To be done: Omit all images. Write out the rest of the material exactly.
--- Data shown ---
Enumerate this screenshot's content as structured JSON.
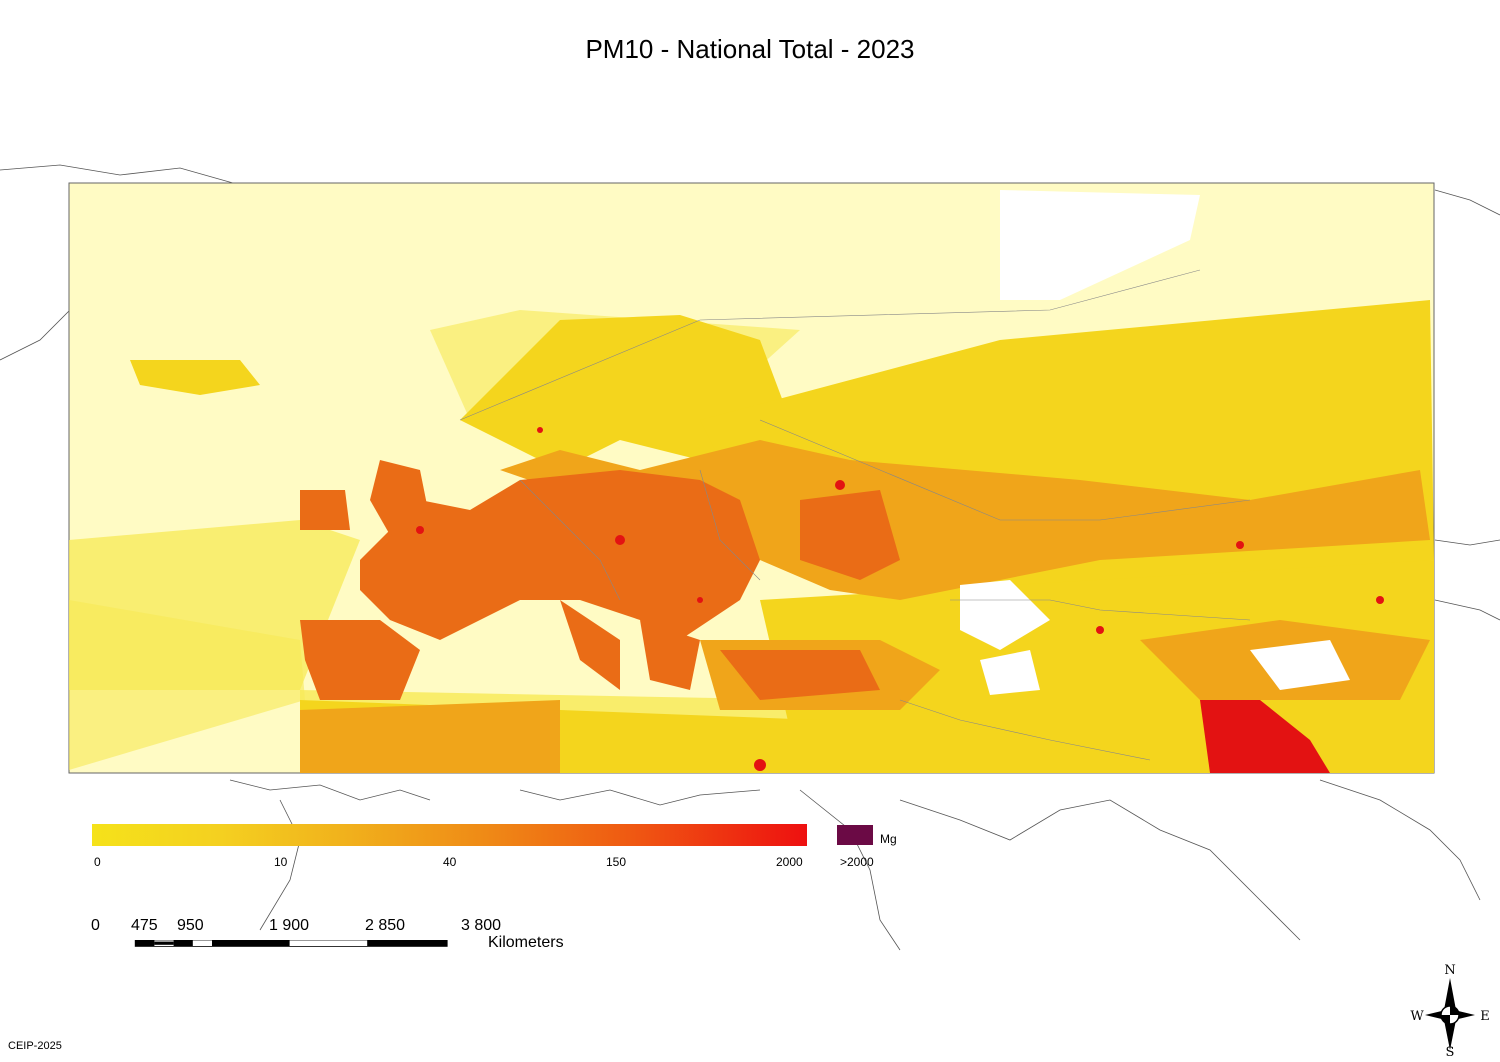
{
  "title": "PM10 - National Total - 2023",
  "legend": {
    "ticks": [
      "0",
      "10",
      "40",
      "150",
      "2000"
    ],
    "max_label": ">2000",
    "unit": "Mg",
    "color_min": "#f5e21a",
    "color_max": "#ee1010",
    "color_over": "#6b0a45"
  },
  "scale_bar": {
    "labels": [
      "0",
      "475",
      "950",
      "1 900",
      "2 850",
      "3 800"
    ],
    "unit": "Kilometers"
  },
  "compass": {
    "n": "N",
    "s": "S",
    "e": "E",
    "w": "W"
  },
  "credit": "CEIP-2025"
}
---
Result of this task:
Enumerate this screenshot's content as structured JSON.
{
  "title": "PM10 - National Total - 2023",
  "legend": {
    "ticks": [
      "0",
      "10",
      "40",
      "150",
      "2000"
    ],
    "max_label": ">2000",
    "unit": "Mg",
    "color_min": "#f5e21a",
    "color_max": "#ee1010",
    "color_over": "#6b0a45"
  },
  "scale_bar": {
    "labels": [
      "0",
      "475",
      "950",
      "1 900",
      "2 850",
      "3 800"
    ],
    "unit": "Kilometers"
  },
  "compass": {
    "n": "N",
    "s": "S",
    "e": "E",
    "w": "W"
  },
  "credit": "CEIP-2025"
}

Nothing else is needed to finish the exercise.